** begin Records **
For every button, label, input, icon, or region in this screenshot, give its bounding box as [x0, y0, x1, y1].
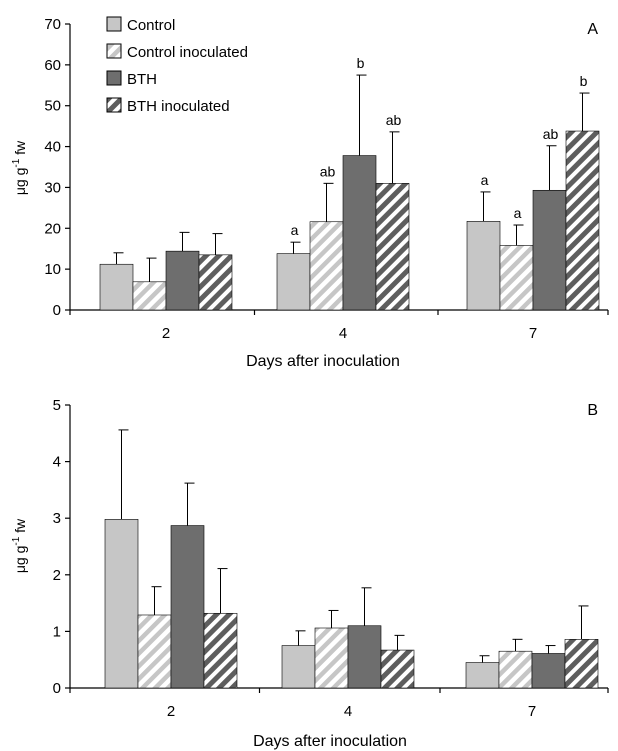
panel-a-significance-label: b [580, 73, 588, 89]
panel-a-y-tick-label: 30 [44, 179, 61, 196]
panel-a-y-tick-label: 10 [44, 261, 61, 278]
legend-label-bth-inoculated: BTH inoculated [127, 98, 230, 115]
panel-a-x-tick-label: 4 [339, 325, 347, 342]
legend-label-control-inoculated: Control inoculated [127, 44, 248, 61]
panel-a-y-tick-label: 40 [44, 139, 61, 156]
panel-b-x-tick-label: 7 [528, 703, 536, 720]
panel-b-bar-control-inoculated-day-2 [137, 614, 172, 689]
panel-b-y-tick-label: 0 [53, 680, 61, 697]
panel-a-bar-bth-inoculated-day-7 [565, 130, 600, 311]
panel-a-y-tick-label: 20 [44, 220, 61, 237]
panel-a-significance-label: ab [386, 112, 402, 128]
panel-a-bar-bth-day-7 [532, 189, 567, 311]
panel-b-y-tick-label: 2 [53, 567, 61, 584]
panel-b-bar-control-day-4 [281, 645, 316, 689]
panel-b-y-tick-label: 1 [53, 623, 61, 640]
panel-b-bar-control-day-2 [104, 519, 139, 689]
panel-b-bar-bth-inoculated-day-7 [564, 639, 599, 689]
legend-swatch-control [106, 16, 122, 32]
panel-b-bar-bth-inoculated-day-4 [380, 649, 415, 689]
legend-item-control: Control [106, 16, 175, 34]
panel-a-y-tick-label: 60 [44, 57, 61, 74]
panel-a-bar-bth-day-2 [165, 250, 200, 311]
panel-a-significance-label: a [291, 222, 299, 238]
panel-b-x-tick-label: 2 [167, 703, 175, 720]
panel-a-bar-bth-inoculated-day-4 [375, 183, 410, 311]
panel-a-bar-control-inoculated-day-7 [499, 245, 534, 311]
panel-b-label: B [587, 402, 598, 419]
legend-swatch-bth-inoculated [106, 97, 122, 113]
legend-item-control-inoculated: Control inoculated [106, 43, 248, 61]
panel-a-y-tick-label: 50 [44, 98, 61, 115]
panel-a-bar-control-day-2 [99, 263, 134, 311]
panel-a-y-tick-label: 0 [53, 302, 61, 319]
panel-b-bar-bth-day-7 [531, 653, 566, 689]
panel-a-x-axis-title: Days after inoculation [246, 353, 400, 370]
panel-b-bar-control-day-7 [465, 662, 500, 689]
panel-b-y-tick-label: 5 [53, 397, 61, 414]
panel-b-chart: 0 1 2 3 4 5 2 4 7 B Days after inoculation μg g-… [11, 397, 609, 750]
panel-a-legend: Control Control inoculated BTH BTH inocu… [106, 16, 248, 115]
legend-swatch-bth [106, 70, 122, 86]
legend-item-bth: BTH [106, 70, 157, 88]
panel-b-bars [104, 429, 599, 689]
panel-a-axes: 0 10 20 30 40 50 60 70 2 4 7 [44, 16, 609, 342]
panel-a-bar-bth-inoculated-day-2 [198, 254, 233, 311]
panel-a-significance-label: ab [543, 126, 559, 142]
legend-label-control: Control [127, 17, 175, 34]
panel-b-x-axis-title: Days after inoculation [253, 733, 407, 750]
panel-a-bar-control-inoculated-day-2 [132, 281, 167, 311]
legend-label-bth: BTH [127, 71, 157, 88]
panel-b-bar-bth-day-4 [347, 625, 382, 689]
panel-a-significance-label: a [514, 205, 522, 221]
panel-b-y-axis-title: μg g-1 fw [11, 518, 28, 573]
panel-b-y-tick-label: 3 [53, 510, 61, 527]
legend-item-bth-inoculated: BTH inoculated [106, 97, 230, 115]
panel-a-y-axis-title: μg g-1 fw [11, 140, 28, 195]
panel-b-bar-control-inoculated-day-4 [314, 627, 349, 689]
panel-a-bar-control-inoculated-day-4 [309, 221, 344, 311]
panel-a-x-tick-label: 2 [162, 325, 170, 342]
panel-b-bar-control-inoculated-day-7 [498, 650, 533, 689]
panel-a-significance-label: a [481, 172, 489, 188]
panel-b-x-tick-label: 4 [344, 703, 352, 720]
legend-swatch-control-inoculated [106, 43, 122, 59]
panel-a-label: A [587, 21, 598, 38]
panel-a-bar-bth-day-4 [342, 155, 377, 311]
panel-a-x-tick-label: 7 [529, 325, 537, 342]
panel-a-y-tick-label: 70 [44, 16, 61, 33]
panel-b-bar-bth-day-2 [170, 525, 205, 689]
panel-a-bar-control-day-4 [276, 253, 311, 311]
panel-a-bar-control-day-7 [466, 221, 501, 311]
panel-a-significance-label: ab [320, 163, 336, 179]
panel-b-bar-bth-inoculated-day-2 [203, 612, 238, 689]
panel-a-significance-label: b [357, 55, 365, 71]
panel-b-y-tick-label: 4 [53, 454, 61, 471]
** end Records **
What the task asks ::
Return these lines from the records unchanged, starting at the line that contains "panel-a-significance-label: b [580, 73, 588, 89]" and ending after the line that contains "panel-a-significance-label: ab [386, 112, 402, 128]".

Problem solution ::
panel-a-significance-label: b [580, 73, 588, 89]
panel-a-y-tick-label: 30 [44, 179, 61, 196]
panel-a-y-tick-label: 10 [44, 261, 61, 278]
legend-label-bth-inoculated: BTH inoculated [127, 98, 230, 115]
panel-a-x-tick-label: 4 [339, 325, 347, 342]
legend-label-control-inoculated: Control inoculated [127, 44, 248, 61]
panel-a-y-tick-label: 40 [44, 139, 61, 156]
panel-b-x-tick-label: 7 [528, 703, 536, 720]
panel-b-bar-control-inoculated-day-2 [137, 614, 172, 689]
panel-b-y-tick-label: 0 [53, 680, 61, 697]
panel-a-bar-bth-inoculated-day-7 [565, 130, 600, 311]
panel-a-y-tick-label: 20 [44, 220, 61, 237]
panel-a-significance-label: ab [386, 112, 402, 128]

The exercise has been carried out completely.